═══ Supplied entries

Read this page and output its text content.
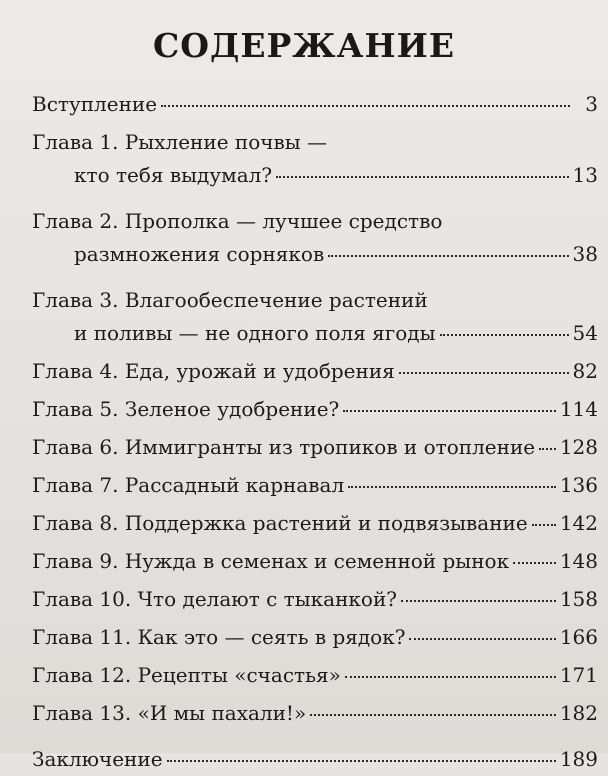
СОДЕРЖАНИЕ
Вступление	3
Глава 1. Рыхление почвы —
кто тебя выдумал?	13
Глава 2. Прополка — лучшее средство
размножения сорняков	38
Глава 3. Влагообеспечение растений
и поливы — не одного поля ягоды	54
Глава 4. Еда, урожай и удобрения	82
Глава 5. Зеленое удобрение?	114
Глава 6. Иммигранты из тропиков и отопление 128
Глава 7. Рассадный карнавал	136
Глава 8. Поддержка растений и подвязывание 142
Глава 9. Нужда в семенах и семенной рынок	148
Глава 10. Что делают с тыканкой?	158
Глава 11. Как это — сеять в рядок?	166
Глава 12. Рецепты «счастья»	171
Глава 13. «И мы пахали!»	182
Заключение	189
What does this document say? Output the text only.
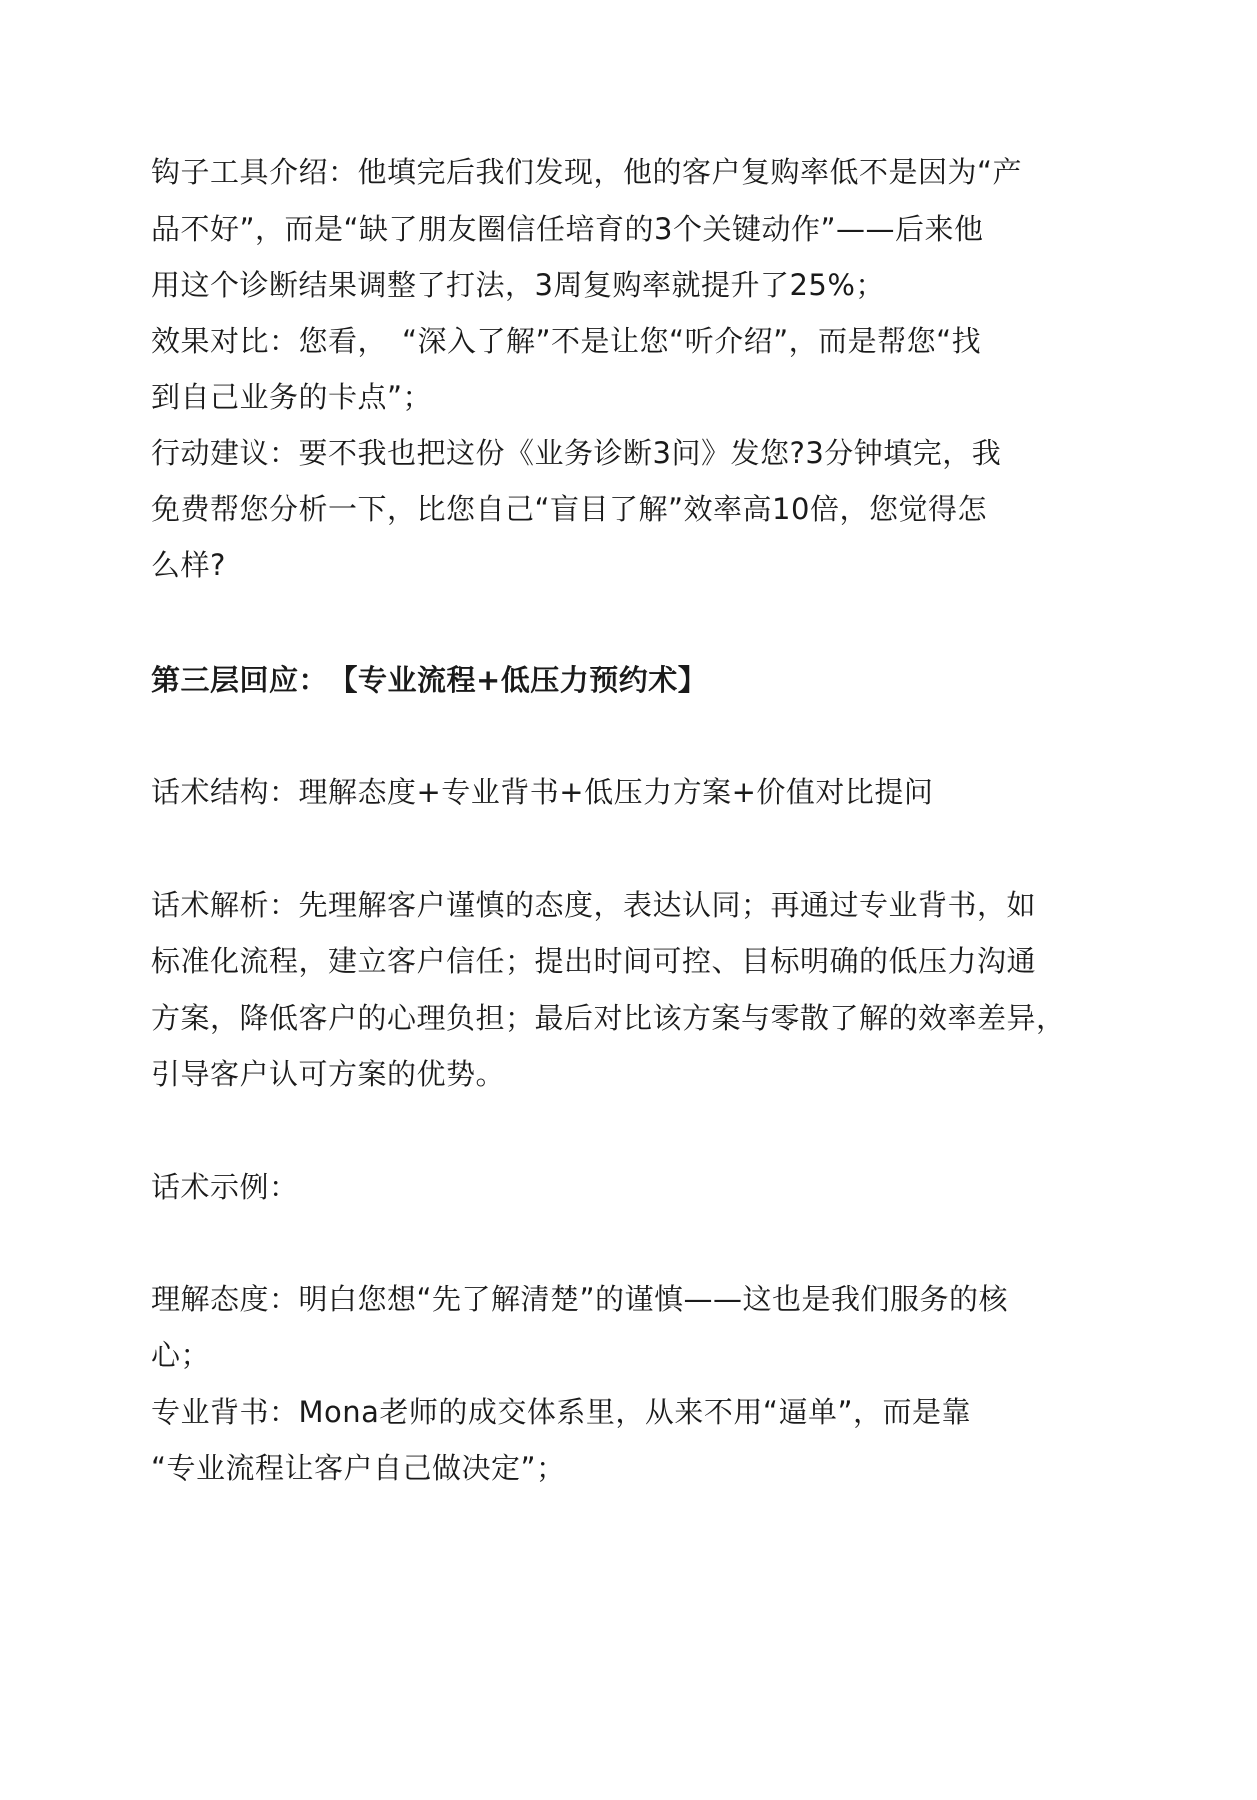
钩子工具介绍：他填完后我们发现，他的客户复购率低不是因为“产
品不好”，而是“缺了朋友圈信任培育的3个关键动作”——后来他
用这个诊断结果调整了打法，3周复购率就提升了25%；
效果对比：您看，　“深入了解”不是让您“听介绍”，而是帮您“找
到自己业务的卡点”；
行动建议：要不我也把这份《业务诊断3问》发您?3分钟填完，我
免费帮您分析一下，比您自己“盲目了解”效率高10倍，您觉得怎
么样?
第三层回应：　【专业流程+低压力预约术】
话术结构：理解态度+专业背书+低压力方案+价值对比提问
话术解析：先理解客户谨慎的态度，表达认同；再通过专业背书，如
标准化流程，建立客户信任；提出时间可控、目标明确的低压力沟通
方案，降低客户的心理负担；最后对比该方案与零散了解的效率差异，
引导客户认可方案的优势。
话术示例：
理解态度：明白您想“先了解清楚”的谨慎——这也是我们服务的核
心；
专业背书：Mona老师的成交体系里，从来不用“逼单”，而是靠
“专业流程让客户自己做决定”；
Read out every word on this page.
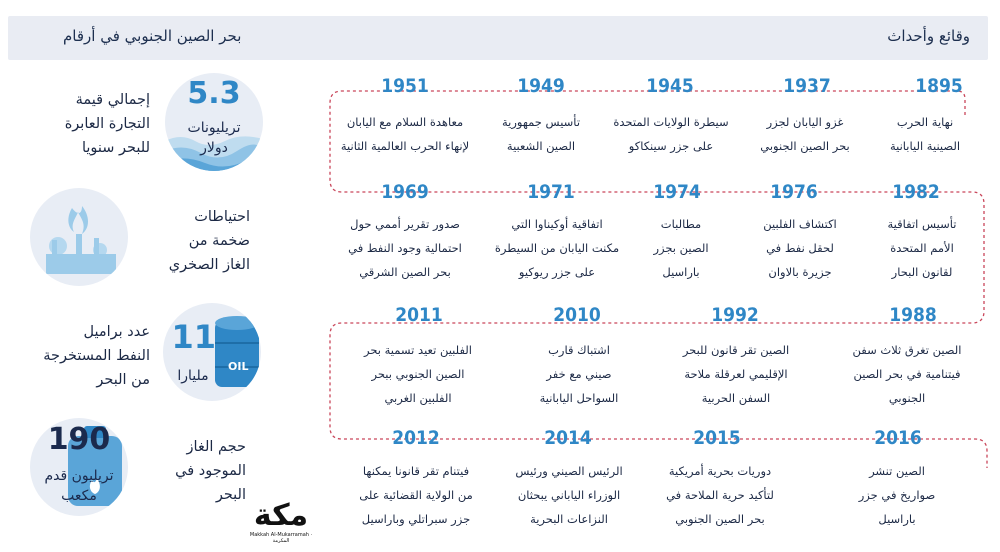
وقائع وأحداث
بحر الصين الجنوبي في أرقام
1895
نهاية الحرب
الصينية اليابانية
1937
غزو اليابان لجزر
بحر الصين الجنوبي
1945
سيطرة الولايات المتحدة
على جزر سينكاكو
1949
تأسيس جمهورية
الصين الشعبية
1951
معاهدة السلام مع اليابان
لإنهاء الحرب العالمية الثانية
1982
تأسيس اتفاقية
الأمم المتحدة
لقانون البحار
1976
اكتشاف الفلبين
لحقل نفط في
جزيرة بالاوان
1974
مطالبات
الصين بجزر
باراسيل
1971
اتفاقية أوكيناوا التي
مكنت اليابان من السيطرة
على جزر ريوكيو
1969
صدور تقرير أممي حول
احتمالية وجود النفط في
بحر الصين الشرقي
1988
الصين تغرق ثلاث سفن
فيتنامية في بحر الصين
الجنوبي
1992
الصين تقر قانون للبحر
الإقليمي لعرقلة ملاحة
السفن الحربية
2010
اشتباك قارب
صيني مع خفر
السواحل اليابانية
2011
الفلبين تعيد تسمية بحر
الصين الجنوبي ببحر
الفلبين الغربي
2016
الصين تنشر
صواريخ في جزر
باراسيل
2015
دوريات بحرية أمريكية
لتأكيد حرية الملاحة في
بحر الصين الجنوبي
2014
الرئيس الصيني ورئيس
الوزراء الياباني يبحثان
النزاعات البحرية
2012
فيتنام تقر قانونا يمكنها
من الولاية القضائية على
جزر سبراتلي وباراسيل
5.3
تريليونات
دولار
إجمالي قيمة
التجارة العابرة
للبحر سنويا
احتياطات
ضخمة من
الغاز الصخري
11
مليارا
OIL
عدد براميل
النفط المستخرجة
من البحر
190
تريليون قدم
مكعب
حجم الغاز
الموجود في
البحر
مكة
Makkah Al-Mukarramah · المكرمة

══════

Set task
Show every line from the entries above in which "理解态度" appears.

Solution
话术结构：理解态度+专业背书+低压力方案+价值对比提问
理解态度：明白您想“先了解清楚”的谨慎——这也是我们服务的核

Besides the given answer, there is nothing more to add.